* Stored data *
━━━━━━

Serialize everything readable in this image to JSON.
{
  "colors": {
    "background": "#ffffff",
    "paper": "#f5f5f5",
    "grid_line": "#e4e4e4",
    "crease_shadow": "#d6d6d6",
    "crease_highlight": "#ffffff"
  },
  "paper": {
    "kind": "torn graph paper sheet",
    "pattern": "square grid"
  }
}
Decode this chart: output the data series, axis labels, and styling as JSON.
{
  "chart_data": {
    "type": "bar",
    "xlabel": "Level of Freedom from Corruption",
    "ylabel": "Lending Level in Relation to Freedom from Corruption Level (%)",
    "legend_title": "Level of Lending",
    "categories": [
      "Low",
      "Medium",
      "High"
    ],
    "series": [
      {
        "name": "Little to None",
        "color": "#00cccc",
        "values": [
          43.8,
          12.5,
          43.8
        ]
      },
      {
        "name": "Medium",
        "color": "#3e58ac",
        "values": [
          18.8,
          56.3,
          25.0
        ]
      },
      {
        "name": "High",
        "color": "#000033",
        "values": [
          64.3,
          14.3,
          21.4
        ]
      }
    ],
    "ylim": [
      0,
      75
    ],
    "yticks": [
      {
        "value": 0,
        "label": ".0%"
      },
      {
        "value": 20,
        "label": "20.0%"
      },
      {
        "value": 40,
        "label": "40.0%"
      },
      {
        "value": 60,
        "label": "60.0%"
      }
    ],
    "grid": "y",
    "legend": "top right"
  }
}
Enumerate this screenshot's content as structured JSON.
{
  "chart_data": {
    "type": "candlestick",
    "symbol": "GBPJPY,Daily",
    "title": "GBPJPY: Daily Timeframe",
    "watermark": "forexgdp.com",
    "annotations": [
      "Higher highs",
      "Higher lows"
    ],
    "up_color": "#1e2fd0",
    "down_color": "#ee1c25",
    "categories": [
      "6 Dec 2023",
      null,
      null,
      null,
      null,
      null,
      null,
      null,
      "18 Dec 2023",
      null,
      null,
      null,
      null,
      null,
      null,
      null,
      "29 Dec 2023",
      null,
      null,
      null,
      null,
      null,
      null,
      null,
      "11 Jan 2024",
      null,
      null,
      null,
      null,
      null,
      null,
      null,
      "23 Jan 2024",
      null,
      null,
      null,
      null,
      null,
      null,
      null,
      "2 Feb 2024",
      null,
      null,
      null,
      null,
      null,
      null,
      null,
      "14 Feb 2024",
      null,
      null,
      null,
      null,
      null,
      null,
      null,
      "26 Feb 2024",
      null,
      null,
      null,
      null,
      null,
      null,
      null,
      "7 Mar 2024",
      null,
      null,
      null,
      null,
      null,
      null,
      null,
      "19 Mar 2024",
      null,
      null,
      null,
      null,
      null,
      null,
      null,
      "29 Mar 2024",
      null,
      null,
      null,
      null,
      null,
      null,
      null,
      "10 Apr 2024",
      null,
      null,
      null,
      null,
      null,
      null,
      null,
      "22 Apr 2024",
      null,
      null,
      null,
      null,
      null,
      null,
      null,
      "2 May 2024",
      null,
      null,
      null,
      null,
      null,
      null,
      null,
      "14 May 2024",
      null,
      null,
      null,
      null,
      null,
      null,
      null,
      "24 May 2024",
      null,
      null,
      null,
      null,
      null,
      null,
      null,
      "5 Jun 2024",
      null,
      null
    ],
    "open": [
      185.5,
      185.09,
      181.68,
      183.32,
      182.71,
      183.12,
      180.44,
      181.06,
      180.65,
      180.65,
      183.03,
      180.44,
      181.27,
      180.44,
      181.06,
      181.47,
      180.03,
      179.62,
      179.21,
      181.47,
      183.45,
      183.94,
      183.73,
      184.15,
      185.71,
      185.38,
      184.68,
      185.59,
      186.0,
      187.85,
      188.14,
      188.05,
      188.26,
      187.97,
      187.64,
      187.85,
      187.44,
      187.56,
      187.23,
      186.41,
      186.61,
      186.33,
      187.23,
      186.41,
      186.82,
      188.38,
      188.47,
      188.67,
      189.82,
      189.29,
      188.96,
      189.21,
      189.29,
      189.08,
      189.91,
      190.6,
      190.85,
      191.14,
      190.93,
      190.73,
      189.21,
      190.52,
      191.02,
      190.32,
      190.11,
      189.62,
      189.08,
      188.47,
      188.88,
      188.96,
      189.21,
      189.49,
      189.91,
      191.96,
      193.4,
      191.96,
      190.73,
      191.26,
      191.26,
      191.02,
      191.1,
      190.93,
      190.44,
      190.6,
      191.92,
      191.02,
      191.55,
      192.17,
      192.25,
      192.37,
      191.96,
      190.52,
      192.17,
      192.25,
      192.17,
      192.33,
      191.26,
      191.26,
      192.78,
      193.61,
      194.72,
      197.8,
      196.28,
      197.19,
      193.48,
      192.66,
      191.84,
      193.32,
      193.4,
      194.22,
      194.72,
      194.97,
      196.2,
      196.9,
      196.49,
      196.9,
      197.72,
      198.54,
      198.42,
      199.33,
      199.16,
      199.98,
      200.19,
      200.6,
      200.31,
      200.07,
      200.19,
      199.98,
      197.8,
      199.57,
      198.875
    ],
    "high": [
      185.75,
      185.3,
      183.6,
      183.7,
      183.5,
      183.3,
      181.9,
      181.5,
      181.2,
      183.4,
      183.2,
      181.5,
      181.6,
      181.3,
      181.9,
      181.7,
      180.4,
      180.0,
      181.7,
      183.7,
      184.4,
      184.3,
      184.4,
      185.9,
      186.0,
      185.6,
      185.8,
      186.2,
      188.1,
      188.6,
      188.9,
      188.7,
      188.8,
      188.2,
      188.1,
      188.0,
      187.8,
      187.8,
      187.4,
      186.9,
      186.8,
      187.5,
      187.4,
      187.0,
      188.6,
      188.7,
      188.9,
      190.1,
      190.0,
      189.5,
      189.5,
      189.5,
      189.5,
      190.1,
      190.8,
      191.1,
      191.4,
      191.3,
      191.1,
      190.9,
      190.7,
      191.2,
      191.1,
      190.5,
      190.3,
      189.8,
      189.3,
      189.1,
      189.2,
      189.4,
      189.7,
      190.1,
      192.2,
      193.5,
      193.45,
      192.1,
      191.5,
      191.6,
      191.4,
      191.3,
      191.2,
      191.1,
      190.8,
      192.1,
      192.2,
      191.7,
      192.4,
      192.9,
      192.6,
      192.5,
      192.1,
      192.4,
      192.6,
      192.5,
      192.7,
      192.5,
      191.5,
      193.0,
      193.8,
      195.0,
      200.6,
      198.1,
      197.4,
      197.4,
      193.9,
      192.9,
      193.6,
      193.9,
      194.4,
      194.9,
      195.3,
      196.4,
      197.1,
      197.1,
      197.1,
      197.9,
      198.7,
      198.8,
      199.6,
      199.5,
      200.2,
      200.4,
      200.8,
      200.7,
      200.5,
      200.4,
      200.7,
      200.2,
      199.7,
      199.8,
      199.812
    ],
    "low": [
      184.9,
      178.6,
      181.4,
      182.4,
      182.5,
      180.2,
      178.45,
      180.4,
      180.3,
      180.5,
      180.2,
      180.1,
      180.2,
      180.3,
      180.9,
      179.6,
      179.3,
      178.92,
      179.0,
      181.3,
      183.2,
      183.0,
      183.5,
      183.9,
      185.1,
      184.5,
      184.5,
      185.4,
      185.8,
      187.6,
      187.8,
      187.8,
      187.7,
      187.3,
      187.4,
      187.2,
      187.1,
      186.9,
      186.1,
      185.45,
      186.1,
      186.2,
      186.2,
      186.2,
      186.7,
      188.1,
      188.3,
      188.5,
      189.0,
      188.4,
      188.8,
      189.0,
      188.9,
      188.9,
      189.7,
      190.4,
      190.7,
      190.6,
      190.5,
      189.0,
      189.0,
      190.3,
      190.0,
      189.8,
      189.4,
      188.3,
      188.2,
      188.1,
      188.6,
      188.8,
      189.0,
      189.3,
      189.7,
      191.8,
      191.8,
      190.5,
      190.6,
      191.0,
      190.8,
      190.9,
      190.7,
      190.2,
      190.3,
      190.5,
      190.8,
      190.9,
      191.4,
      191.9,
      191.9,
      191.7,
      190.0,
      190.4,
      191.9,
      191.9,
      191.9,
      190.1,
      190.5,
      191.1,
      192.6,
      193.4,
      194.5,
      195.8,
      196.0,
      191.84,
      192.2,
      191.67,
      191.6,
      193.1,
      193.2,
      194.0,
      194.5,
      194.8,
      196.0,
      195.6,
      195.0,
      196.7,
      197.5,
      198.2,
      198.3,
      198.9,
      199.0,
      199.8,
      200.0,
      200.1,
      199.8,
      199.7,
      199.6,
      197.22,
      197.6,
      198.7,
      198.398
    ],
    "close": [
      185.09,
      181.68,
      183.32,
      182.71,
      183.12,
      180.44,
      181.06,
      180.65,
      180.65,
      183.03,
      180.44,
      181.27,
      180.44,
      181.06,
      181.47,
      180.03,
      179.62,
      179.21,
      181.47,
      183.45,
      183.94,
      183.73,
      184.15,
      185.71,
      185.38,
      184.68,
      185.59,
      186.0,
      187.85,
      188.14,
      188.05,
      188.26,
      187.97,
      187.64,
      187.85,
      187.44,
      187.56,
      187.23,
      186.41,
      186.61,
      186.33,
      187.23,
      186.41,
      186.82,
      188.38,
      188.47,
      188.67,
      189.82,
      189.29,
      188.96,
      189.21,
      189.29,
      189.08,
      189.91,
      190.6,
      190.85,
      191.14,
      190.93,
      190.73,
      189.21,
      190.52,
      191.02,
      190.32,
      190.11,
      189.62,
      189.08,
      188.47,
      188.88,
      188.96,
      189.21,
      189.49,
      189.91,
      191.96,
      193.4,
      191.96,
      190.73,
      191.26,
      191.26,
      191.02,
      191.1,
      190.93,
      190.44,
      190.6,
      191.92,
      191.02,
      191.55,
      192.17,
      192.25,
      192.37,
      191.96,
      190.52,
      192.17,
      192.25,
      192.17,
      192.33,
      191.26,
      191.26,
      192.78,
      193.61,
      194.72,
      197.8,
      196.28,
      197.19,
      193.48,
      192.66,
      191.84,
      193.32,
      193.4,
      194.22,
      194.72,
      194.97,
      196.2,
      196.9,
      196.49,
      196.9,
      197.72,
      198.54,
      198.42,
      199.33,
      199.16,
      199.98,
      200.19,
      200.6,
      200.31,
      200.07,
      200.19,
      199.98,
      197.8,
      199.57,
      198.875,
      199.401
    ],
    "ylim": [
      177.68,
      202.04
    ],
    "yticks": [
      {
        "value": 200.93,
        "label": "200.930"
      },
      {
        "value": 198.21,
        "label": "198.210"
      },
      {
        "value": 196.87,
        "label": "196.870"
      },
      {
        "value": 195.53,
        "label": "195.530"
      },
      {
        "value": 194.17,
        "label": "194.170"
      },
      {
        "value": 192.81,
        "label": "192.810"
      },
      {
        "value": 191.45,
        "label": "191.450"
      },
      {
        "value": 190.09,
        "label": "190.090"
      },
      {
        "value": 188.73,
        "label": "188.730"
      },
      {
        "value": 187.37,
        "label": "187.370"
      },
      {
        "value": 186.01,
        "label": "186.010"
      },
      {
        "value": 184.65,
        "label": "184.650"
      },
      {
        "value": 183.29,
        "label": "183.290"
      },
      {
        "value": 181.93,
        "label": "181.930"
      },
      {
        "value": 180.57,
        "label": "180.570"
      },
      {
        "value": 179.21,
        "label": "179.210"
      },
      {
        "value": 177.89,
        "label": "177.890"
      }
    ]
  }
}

━━━━━━

* Requirements *
Report only the number of lines in the data above that contain "JSON".

* Output for this exercise *
3